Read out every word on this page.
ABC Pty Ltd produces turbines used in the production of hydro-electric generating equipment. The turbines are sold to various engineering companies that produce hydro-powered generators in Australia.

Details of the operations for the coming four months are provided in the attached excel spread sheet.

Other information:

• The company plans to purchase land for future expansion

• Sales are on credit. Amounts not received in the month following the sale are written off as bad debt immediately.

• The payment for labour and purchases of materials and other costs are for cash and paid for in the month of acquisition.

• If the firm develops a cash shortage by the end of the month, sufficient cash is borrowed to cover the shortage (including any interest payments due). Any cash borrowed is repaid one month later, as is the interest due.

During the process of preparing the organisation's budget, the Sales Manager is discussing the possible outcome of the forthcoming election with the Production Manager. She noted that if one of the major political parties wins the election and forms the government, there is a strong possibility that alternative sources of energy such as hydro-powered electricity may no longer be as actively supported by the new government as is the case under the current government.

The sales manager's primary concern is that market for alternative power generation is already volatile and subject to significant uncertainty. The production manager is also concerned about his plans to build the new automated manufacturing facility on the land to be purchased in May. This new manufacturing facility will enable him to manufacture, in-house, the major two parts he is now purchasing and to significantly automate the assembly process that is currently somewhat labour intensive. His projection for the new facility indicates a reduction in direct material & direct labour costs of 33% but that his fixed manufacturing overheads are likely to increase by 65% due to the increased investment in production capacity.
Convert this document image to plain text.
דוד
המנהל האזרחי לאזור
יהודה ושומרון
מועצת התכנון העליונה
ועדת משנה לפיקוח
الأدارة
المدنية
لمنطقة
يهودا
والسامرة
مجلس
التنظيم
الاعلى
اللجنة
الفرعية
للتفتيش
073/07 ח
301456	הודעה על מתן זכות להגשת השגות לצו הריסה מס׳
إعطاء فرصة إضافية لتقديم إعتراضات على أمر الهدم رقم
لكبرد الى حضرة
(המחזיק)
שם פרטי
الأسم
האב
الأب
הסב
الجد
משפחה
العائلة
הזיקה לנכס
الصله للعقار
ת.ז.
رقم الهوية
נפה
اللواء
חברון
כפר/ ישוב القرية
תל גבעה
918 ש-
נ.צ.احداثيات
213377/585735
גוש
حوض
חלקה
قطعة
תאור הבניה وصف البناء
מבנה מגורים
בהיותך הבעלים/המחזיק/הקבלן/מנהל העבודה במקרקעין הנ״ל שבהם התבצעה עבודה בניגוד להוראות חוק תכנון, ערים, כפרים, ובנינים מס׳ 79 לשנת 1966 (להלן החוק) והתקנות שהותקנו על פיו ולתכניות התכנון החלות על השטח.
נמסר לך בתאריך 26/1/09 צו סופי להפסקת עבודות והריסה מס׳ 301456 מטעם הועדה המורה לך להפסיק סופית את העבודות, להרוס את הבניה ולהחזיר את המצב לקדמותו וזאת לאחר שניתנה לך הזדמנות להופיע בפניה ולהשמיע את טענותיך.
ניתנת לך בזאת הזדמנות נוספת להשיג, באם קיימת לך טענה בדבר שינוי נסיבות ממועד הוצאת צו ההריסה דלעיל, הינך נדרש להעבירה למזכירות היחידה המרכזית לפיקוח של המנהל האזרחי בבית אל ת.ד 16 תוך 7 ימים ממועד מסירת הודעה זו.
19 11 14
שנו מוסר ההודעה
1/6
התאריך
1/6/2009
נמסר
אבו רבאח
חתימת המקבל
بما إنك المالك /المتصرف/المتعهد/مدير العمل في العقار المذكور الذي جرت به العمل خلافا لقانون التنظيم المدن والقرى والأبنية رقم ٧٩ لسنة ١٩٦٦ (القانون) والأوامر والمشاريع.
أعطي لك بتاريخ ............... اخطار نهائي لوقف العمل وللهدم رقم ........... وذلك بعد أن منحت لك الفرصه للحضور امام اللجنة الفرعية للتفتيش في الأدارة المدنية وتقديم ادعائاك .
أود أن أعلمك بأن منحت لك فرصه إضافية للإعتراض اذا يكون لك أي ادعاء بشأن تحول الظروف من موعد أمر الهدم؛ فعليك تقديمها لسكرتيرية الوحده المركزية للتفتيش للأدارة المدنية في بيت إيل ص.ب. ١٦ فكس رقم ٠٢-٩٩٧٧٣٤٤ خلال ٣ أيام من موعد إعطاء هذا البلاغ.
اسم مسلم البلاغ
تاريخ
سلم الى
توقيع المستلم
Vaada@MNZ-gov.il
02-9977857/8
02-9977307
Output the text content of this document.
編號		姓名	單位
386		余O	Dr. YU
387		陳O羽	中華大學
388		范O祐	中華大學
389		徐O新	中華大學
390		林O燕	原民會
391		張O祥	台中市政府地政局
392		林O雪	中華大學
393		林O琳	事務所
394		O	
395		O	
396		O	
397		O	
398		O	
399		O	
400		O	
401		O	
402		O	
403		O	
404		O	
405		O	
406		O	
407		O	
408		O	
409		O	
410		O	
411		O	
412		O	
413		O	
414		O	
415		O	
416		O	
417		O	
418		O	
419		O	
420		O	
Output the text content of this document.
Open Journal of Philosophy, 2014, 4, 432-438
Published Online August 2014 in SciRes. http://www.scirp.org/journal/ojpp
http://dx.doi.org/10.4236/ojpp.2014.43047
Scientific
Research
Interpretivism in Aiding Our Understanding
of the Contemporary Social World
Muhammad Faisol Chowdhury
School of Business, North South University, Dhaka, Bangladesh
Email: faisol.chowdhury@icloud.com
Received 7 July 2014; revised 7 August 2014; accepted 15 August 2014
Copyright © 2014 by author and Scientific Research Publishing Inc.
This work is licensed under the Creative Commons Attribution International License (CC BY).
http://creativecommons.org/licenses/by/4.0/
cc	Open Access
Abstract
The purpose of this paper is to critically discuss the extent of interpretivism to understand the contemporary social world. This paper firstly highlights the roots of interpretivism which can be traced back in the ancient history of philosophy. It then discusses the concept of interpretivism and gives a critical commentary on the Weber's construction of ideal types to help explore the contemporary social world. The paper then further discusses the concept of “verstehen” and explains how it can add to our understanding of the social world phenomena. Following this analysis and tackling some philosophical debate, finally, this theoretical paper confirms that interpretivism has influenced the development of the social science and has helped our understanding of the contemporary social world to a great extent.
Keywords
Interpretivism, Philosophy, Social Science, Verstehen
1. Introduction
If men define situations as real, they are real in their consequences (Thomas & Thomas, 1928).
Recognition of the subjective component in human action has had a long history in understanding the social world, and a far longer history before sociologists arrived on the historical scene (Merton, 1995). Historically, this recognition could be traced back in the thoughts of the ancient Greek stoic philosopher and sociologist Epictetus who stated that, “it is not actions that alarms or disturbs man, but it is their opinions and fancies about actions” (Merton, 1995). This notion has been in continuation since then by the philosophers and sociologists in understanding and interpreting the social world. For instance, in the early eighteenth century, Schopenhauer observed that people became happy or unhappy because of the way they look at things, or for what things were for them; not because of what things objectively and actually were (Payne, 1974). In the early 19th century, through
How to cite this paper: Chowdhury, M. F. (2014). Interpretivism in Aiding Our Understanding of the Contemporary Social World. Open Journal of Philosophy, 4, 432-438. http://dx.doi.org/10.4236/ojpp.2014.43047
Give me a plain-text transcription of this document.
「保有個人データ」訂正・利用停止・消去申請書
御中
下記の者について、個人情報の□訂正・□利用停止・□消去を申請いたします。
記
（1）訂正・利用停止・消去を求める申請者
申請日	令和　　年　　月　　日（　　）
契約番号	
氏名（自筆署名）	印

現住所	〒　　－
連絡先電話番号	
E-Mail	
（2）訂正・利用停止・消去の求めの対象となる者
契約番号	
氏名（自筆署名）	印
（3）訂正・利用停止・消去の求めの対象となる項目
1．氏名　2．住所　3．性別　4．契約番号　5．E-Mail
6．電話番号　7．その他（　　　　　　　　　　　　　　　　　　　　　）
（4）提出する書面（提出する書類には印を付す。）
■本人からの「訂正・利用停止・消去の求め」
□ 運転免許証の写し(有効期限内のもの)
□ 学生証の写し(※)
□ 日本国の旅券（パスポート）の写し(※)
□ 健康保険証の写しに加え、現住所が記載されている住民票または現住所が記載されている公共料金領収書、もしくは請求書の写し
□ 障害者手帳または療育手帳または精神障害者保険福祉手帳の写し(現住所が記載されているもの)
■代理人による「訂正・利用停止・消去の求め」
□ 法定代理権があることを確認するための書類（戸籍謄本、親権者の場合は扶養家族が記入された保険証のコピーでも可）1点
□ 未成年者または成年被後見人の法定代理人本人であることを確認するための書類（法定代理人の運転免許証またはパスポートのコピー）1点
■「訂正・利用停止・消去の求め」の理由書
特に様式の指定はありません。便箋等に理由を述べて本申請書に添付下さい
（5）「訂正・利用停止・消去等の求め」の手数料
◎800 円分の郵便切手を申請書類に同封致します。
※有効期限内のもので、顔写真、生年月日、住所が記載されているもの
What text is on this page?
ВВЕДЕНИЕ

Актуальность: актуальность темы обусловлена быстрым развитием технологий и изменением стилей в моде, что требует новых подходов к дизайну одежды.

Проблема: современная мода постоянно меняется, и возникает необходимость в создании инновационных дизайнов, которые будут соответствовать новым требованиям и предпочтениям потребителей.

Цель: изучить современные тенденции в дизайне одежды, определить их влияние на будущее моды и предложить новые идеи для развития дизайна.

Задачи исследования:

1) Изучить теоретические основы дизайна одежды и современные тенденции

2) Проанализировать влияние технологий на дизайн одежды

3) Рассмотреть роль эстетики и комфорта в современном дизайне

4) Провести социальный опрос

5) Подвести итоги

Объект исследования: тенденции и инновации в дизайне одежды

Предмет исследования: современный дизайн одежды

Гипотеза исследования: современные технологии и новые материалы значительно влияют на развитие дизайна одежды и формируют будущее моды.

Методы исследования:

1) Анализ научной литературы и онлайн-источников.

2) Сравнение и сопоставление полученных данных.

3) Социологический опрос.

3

• Objective
Copy each line exactly, from the line containing "What text is on this page?" down to the last line of the material, and no other lines.

• The output
What text is on this page?
ВВЕДЕНИЕ

Актуальность: актуальность темы обусловлена быстрым развитием технологий и изменением стилей в моде, что требует новых подходов к дизайну одежды.

Проблема: современная мода постоянно меняется, и возникает необходимость в создании инновационных дизайнов, которые будут соответствовать новым требованиям и предпочтениям потребителей.

Цель: изучить современные тенденции в дизайне одежды, определить их влияние на будущее моды и предложить новые идеи для развития дизайна.

Задачи исследования:

1) Изучить теоретические основы дизайна одежды и современные тенденции

2) Проанализировать влияние технологий на дизайн одежды

3) Рассмотреть роль эстетики и комфорта в современном дизайне

4) Провести социальный опрос

5) Подвести итоги

Объект исследования: тенденции и инновации в дизайне одежды

Предмет исследования: современный дизайн одежды

Гипотеза исследования: современные технологии и новые материалы значительно влияют на развитие дизайна одежды и формируют будущее моды.

Методы исследования:

1) Анализ научной литературы и онлайн-источников.

2) Сравнение и сопоставление полученных данных.

3) Социологический опрос.

3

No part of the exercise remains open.